** THE PROBLEM **
Reproduce each line bearing the word "scores".
[start]
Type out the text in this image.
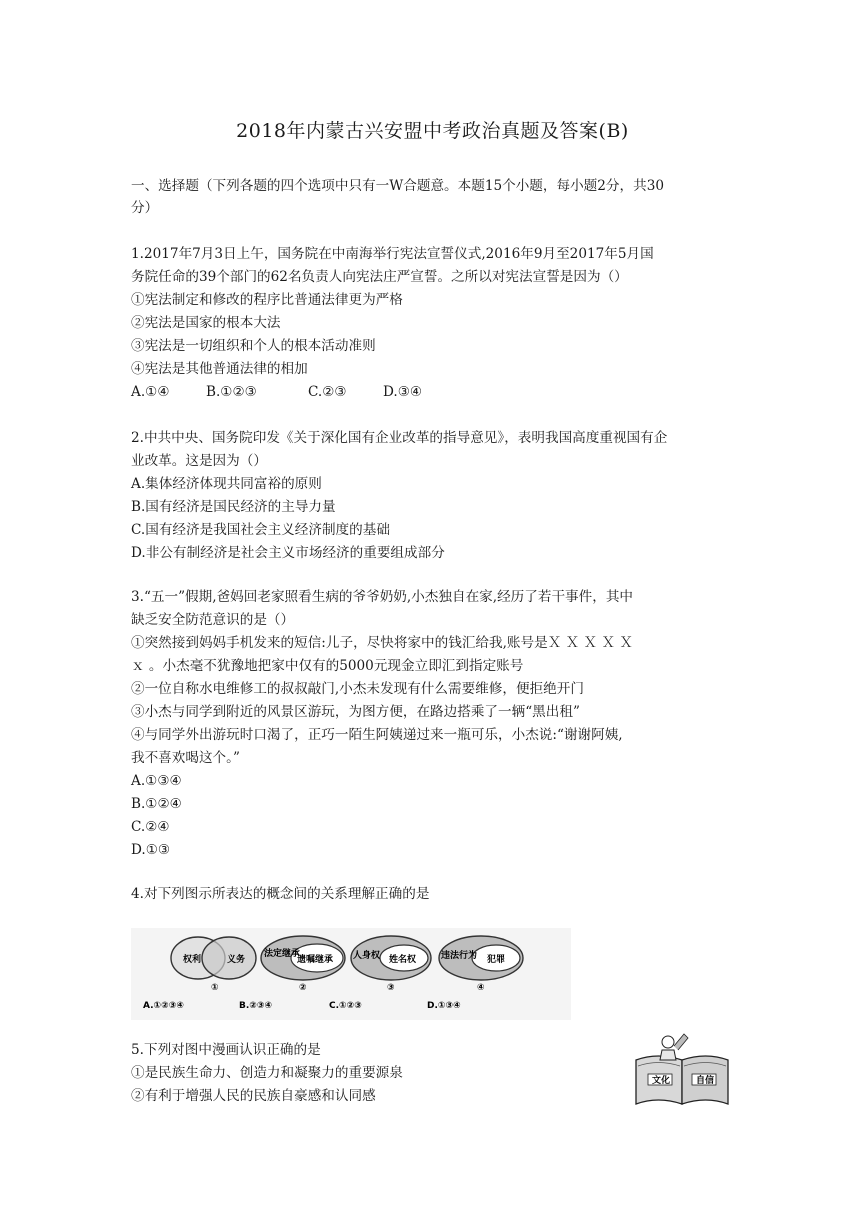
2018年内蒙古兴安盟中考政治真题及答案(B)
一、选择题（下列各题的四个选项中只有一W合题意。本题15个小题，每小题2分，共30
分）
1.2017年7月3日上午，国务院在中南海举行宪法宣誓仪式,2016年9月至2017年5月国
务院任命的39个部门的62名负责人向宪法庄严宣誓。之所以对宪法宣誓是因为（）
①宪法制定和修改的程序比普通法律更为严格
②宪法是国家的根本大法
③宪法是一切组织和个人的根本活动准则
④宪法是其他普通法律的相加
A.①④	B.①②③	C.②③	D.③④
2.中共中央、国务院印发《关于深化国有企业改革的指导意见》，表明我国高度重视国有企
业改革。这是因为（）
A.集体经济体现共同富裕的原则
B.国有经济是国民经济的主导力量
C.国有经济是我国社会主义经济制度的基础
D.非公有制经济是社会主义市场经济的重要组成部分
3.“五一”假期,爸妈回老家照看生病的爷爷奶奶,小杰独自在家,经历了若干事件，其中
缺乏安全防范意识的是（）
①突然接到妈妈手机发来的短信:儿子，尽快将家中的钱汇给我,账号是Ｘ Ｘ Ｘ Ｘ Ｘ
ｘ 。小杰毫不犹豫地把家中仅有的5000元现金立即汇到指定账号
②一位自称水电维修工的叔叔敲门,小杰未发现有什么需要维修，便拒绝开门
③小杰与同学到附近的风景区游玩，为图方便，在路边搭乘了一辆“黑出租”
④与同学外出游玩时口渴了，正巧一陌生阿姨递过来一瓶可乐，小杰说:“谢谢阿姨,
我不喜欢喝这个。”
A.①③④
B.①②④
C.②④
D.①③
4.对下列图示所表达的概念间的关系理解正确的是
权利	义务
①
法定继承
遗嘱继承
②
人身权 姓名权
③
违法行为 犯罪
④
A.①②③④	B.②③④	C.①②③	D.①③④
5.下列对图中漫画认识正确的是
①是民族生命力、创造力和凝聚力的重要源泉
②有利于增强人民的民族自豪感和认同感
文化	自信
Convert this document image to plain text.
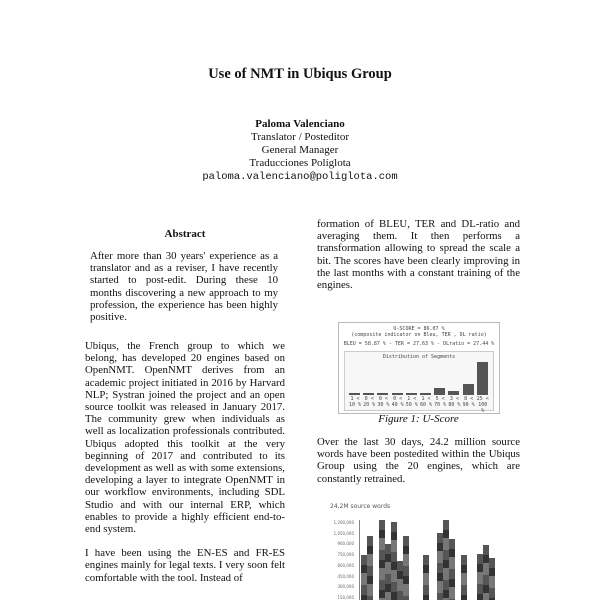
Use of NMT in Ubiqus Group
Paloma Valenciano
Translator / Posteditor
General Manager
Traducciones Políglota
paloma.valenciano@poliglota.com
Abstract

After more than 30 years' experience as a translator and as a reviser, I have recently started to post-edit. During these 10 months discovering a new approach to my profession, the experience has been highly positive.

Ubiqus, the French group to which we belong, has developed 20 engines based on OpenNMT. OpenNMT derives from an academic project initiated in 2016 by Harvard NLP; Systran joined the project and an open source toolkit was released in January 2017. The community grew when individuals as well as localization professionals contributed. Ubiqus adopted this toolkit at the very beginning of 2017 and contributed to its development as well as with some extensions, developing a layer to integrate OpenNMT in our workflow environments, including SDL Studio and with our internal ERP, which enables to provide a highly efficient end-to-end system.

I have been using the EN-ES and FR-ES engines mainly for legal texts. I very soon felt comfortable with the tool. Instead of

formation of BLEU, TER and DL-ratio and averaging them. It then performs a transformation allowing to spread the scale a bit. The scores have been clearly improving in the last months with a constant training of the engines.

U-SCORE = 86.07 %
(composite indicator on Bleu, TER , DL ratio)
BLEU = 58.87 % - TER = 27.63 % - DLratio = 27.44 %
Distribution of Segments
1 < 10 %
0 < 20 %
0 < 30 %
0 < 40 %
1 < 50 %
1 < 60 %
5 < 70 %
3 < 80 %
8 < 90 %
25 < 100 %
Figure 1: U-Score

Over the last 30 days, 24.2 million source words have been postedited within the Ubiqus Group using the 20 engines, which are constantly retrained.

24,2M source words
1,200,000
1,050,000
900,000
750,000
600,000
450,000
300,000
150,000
[end]
[start]
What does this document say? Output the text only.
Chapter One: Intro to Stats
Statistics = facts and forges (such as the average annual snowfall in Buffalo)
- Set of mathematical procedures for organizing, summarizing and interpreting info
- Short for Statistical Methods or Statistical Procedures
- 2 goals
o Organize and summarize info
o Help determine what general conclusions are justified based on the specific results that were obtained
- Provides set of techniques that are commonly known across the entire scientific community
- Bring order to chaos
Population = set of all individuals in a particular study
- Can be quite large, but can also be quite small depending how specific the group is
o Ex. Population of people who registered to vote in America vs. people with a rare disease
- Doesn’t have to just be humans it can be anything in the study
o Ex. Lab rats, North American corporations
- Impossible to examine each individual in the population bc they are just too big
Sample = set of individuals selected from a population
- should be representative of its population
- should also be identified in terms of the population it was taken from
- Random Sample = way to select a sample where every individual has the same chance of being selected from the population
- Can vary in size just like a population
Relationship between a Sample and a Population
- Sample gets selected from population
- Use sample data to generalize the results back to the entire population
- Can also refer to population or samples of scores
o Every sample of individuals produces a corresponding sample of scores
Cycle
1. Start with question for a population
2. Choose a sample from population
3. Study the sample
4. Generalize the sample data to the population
[end]
** ANSWER TO THIS TASK **
formation of BLEU, TER and DL-ratio and averaging them. It then performs a transformation allowing to spread the scale a bit. The scores have been clearly improving in the last months with a constant training of the engines.
- Can also refer to population or samples of scores
o Every sample of individuals produces a corresponding sample of scores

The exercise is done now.